- **YOUR OBJECTIVE**:
Render the following material again verbatim, leaving nothing out.

───── RECORDS FOR THE EXERCISE ─────

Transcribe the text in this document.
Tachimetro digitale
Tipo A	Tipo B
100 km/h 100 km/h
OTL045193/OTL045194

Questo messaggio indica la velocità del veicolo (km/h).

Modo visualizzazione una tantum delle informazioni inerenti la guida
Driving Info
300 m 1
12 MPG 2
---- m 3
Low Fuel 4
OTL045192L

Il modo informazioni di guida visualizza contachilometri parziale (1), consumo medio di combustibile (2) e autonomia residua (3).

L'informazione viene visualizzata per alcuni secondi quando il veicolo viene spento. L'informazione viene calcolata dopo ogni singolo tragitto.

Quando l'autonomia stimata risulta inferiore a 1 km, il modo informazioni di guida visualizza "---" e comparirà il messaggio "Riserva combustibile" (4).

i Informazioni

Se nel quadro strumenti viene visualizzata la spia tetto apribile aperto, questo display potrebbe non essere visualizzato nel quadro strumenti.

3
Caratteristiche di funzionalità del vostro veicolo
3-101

─────

- **TASK ANSWER**:
Transcribe the text in this document.
Tachimetro digitale
Tipo A	Tipo B
100 km/h 100 km/h
OTL045193/OTL045194

Questo messaggio indica la velocità del veicolo (km/h).

Modo visualizzazione una tantum delle informazioni inerenti la guida
Driving Info
300 m 1
12 MPG 2
---- m 3
Low Fuel 4
OTL045192L

Il modo informazioni di guida visualizza contachilometri parziale (1), consumo medio di combustibile (2) e autonomia residua (3).

L'informazione viene visualizzata per alcuni secondi quando il veicolo viene spento. L'informazione viene calcolata dopo ogni singolo tragitto.

Quando l'autonomia stimata risulta inferiore a 1 km, il modo informazioni di guida visualizza "---" e comparirà il messaggio "Riserva combustibile" (4).

i Informazioni

Se nel quadro strumenti viene visualizzata la spia tetto apribile aperto, questo display potrebbe non essere visualizzato nel quadro strumenti.

3
Caratteristiche di funzionalità del vostro veicolo
3-101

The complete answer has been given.